* Direction
Extract all lines that hold the string "Facebook".

* Available records
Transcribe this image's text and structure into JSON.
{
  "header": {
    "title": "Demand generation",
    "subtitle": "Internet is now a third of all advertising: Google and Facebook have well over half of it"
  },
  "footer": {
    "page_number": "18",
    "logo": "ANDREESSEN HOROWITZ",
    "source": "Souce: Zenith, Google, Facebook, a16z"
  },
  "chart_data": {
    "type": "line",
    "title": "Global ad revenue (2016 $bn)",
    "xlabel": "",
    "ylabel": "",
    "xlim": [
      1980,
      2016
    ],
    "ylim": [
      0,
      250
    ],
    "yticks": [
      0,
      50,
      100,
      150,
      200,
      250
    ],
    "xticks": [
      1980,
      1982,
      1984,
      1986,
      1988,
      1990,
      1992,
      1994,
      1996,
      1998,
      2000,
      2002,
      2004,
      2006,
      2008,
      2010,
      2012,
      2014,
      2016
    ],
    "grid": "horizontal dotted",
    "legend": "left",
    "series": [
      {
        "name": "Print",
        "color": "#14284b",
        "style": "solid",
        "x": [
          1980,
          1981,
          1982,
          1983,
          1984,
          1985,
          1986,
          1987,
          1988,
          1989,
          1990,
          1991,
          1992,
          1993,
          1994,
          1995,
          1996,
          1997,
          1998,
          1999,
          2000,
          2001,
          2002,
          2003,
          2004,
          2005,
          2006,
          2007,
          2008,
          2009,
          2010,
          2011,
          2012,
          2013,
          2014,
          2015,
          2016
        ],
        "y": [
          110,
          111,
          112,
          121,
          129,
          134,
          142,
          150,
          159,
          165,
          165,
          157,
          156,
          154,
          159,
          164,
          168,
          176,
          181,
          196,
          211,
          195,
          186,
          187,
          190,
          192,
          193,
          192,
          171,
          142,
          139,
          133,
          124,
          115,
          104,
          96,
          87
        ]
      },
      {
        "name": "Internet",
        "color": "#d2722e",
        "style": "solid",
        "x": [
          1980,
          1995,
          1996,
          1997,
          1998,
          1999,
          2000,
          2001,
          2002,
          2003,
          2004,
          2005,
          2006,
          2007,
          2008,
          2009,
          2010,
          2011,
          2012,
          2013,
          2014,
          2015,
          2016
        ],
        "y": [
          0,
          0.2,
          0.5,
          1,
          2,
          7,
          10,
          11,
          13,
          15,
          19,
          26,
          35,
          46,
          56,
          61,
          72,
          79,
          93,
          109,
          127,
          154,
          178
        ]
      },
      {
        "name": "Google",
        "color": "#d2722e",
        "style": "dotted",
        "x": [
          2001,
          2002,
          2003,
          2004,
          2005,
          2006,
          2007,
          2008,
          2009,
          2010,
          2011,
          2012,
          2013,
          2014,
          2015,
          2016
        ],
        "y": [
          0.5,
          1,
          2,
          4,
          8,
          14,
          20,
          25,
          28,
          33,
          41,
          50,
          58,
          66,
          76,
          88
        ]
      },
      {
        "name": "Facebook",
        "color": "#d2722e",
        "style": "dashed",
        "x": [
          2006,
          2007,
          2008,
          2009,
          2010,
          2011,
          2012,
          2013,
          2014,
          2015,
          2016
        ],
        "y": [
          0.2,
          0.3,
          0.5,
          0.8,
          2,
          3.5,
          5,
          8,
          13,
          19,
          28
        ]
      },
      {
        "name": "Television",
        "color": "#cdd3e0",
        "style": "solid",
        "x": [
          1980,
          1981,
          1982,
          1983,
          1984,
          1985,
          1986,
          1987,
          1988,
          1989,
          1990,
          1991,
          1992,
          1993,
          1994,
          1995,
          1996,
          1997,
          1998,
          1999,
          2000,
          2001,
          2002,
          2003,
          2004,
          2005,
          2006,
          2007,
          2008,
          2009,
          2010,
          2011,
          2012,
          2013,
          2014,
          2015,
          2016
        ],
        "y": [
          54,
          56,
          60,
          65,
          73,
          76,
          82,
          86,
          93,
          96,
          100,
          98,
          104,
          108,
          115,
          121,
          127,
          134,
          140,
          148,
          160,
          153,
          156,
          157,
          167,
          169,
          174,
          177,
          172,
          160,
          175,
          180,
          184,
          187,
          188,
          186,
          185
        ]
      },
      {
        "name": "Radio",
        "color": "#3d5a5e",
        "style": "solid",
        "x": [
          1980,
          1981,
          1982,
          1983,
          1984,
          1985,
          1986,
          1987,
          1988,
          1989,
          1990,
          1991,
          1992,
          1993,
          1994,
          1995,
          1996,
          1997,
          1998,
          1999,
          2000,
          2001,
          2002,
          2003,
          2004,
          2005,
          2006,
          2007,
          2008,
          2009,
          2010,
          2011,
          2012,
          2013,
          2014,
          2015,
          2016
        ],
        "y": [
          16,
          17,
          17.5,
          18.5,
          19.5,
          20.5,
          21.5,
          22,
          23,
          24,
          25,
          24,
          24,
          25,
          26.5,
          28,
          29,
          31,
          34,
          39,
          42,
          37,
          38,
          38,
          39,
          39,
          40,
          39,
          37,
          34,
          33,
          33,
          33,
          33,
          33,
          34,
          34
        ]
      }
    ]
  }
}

* The response
    "subtitle": "Internet is now a third of all advertising: Google and Facebook have well over half of it"
    "source": "Souce: Zenith, Google, Facebook, a16z"
        "name": "Facebook",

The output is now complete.